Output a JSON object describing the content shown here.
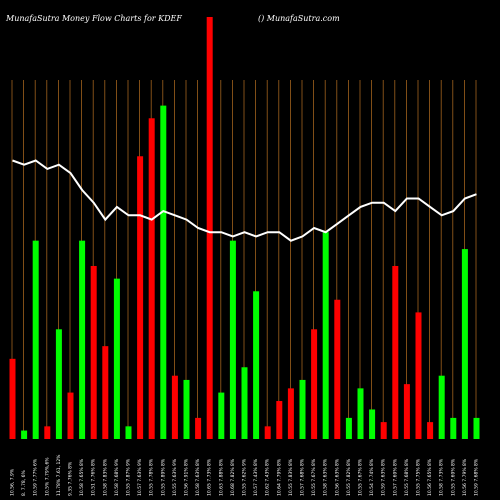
{
  "header": {
    "left_title": "MunafaSutra  Money Flow  Charts for KDEF",
    "right_title": "() MunafaSutra.com"
  },
  "colors": {
    "background": "#000000",
    "gridline": "#a0621d",
    "up_bar": "#00ff00",
    "down_bar": "#ff0000",
    "price_line": "#ffffff"
  },
  "chart_data": {
    "type": "bar",
    "title": "MunafaSutra  Money Flow  Charts for KDEF",
    "xlabel": "",
    "ylabel": "",
    "grid": true,
    "ylim": [
      0,
      100
    ],
    "categories": [
      "10.56, 7.9%",
      "8. 7.78, 6%",
      "10.59 7.77% 6%",
      "10.5% 7.79%,6%",
      "11.78% 7.61, 12%",
      "9.35 7.76% 8%",
      "10.58 7.65% 8%",
      "10.51 7.76% 8%",
      "10.58 7.83% 8%",
      "10.58 7.68% 9%",
      "10.55 7.87% 9%",
      "10.57 7.63% 9%",
      "10.55 7.78% 8%",
      "10.55 7.89% 8%",
      "10.55 7.63% 9%",
      "10.56 7.91% 8%",
      "10.58 7.63% 8%",
      "10.65 7.73% 8%",
      "10.63 7.88% 8%",
      "10.68 7.82% 8%",
      "10.55 7.62% 9%",
      "10.57 7.43% 8%",
      "10.62 7.43% 8%",
      "10.64 7.79% 8%",
      "10.55 7.83% 8%",
      "10.57 7.68% 8%",
      "10.55 7.67% 8%",
      "10.58 7.63% 8%",
      "10.56 7.63% 8%",
      "10.55 7.82% 8%",
      "10.55 7.67% 8%",
      "10.54 7.74% 8%",
      "10.59 7.63% 8%",
      "10.57 7.69% 8%",
      "10.55 7.68% 8%",
      "10.55 7.75% 8%",
      "10.56 7.65% 8%",
      "10.58 7.73% 8%",
      "10.55 7.69% 8%",
      "10.56 7.79% 8%",
      "10.59 7.68% 8%"
    ],
    "series": [
      {
        "values": [
          19,
          2,
          47,
          3,
          26,
          11,
          47,
          41,
          22,
          38,
          3,
          67,
          76,
          79,
          15,
          14,
          5,
          100,
          11,
          47,
          17,
          35,
          3,
          9,
          12,
          14,
          26,
          49,
          33,
          5,
          12,
          7,
          4,
          41,
          13,
          30,
          4,
          15,
          5,
          45,
          5
        ],
        "colors": [
          "down",
          "up",
          "up",
          "down",
          "up",
          "down",
          "up",
          "down",
          "down",
          "up",
          "up",
          "down",
          "down",
          "up",
          "down",
          "up",
          "down",
          "down",
          "up",
          "up",
          "up",
          "up",
          "down",
          "down",
          "down",
          "up",
          "down",
          "up",
          "down",
          "up",
          "up",
          "up",
          "down",
          "down",
          "down",
          "down",
          "down",
          "up",
          "up",
          "up",
          "up"
        ]
      },
      {
        "values": [
          66,
          65,
          66,
          64,
          65,
          63,
          59,
          56,
          52,
          55,
          53,
          53,
          52,
          54,
          53,
          52,
          50,
          49,
          49,
          48,
          49,
          48,
          49,
          49,
          47,
          48,
          50,
          49,
          51,
          53,
          55,
          56,
          56,
          54,
          57,
          57,
          55,
          53,
          54,
          57,
          58
        ]
      }
    ]
  }
}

######

• [Exercise]:
Write the records out once more, exactly as they appear, with no pictures.

• [Output of the task]:
Output a JSON object describing the content shown here.
{
  "header": {
    "left_title": "MunafaSutra  Money Flow  Charts for KDEF",
    "right_title": "() MunafaSutra.com"
  },
  "colors": {
    "background": "#000000",
    "gridline": "#a0621d",
    "up_bar": "#00ff00",
    "down_bar": "#ff0000",
    "price_line": "#ffffff"
  },
  "chart_data": {
    "type": "bar",
    "title": "MunafaSutra  Money Flow  Charts for KDEF",
    "xlabel": "",
    "ylabel": "",
    "grid": true,
    "ylim": [
      0,
      100
    ],
    "categories": [
      "10.56, 7.9%",
      "8. 7.78, 6%",
      "10.59 7.77% 6%",
      "10.5% 7.79%,6%",
      "11.78% 7.61, 12%",
      "9.35 7.76% 8%",
      "10.58 7.65% 8%",
      "10.51 7.76% 8%",
      "10.58 7.83% 8%",
      "10.58 7.68% 9%",
      "10.55 7.87% 9%",
      "10.57 7.63% 9%",
      "10.55 7.78% 8%",
      "10.55 7.89% 8%",
      "10.55 7.63% 9%",
      "10.56 7.91% 8%",
      "10.58 7.63% 8%",
      "10.65 7.73% 8%",
      "10.63 7.88% 8%",
      "10.68 7.82% 8%",
      "10.55 7.62% 9%",
      "10.57 7.43% 8%",
      "10.62 7.43% 8%",
      "10.64 7.79% 8%",
      "10.55 7.83% 8%",
      "10.57 7.68% 8%",
      "10.55 7.67% 8%",
      "10.58 7.63% 8%",
      "10.56 7.63% 8%",
      "10.55 7.82% 8%",
      "10.55 7.67% 8%",
      "10.54 7.74% 8%",
      "10.59 7.63% 8%",
      "10.57 7.69% 8%",
      "10.55 7.68% 8%",
      "10.55 7.75% 8%",
      "10.56 7.65% 8%",
      "10.58 7.73% 8%",
      "10.55 7.69% 8%",
      "10.56 7.79% 8%",
      "10.59 7.68% 8%"
    ],
    "series": [
      {
        "values": [
          19,
          2,
          47,
          3,
          26,
          11,
          47,
          41,
          22,
          38,
          3,
          67,
          76,
          79,
          15,
          14,
          5,
          100,
          11,
          47,
          17,
          35,
          3,
          9,
          12,
          14,
          26,
          49,
          33,
          5,
          12,
          7,
          4,
          41,
          13,
          30,
          4,
          15,
          5,
          45,
          5
        ],
        "colors": [
          "down",
          "up",
          "up",
          "down",
          "up",
          "down",
          "up",
          "down",
          "down",
          "up",
          "up",
          "down",
          "down",
          "up",
          "down",
          "up",
          "down",
          "down",
          "up",
          "up",
          "up",
          "up",
          "down",
          "down",
          "down",
          "up",
          "down",
          "up",
          "down",
          "up",
          "up",
          "up",
          "down",
          "down",
          "down",
          "down",
          "down",
          "up",
          "up",
          "up",
          "up"
        ]
      },
      {
        "values": [
          66,
          65,
          66,
          64,
          65,
          63,
          59,
          56,
          52,
          55,
          53,
          53,
          52,
          54,
          53,
          52,
          50,
          49,
          49,
          48,
          49,
          48,
          49,
          49,
          47,
          48,
          50,
          49,
          51,
          53,
          55,
          56,
          56,
          54,
          57,
          57,
          55,
          53,
          54,
          57,
          58
        ]
      }
    ]
  }
}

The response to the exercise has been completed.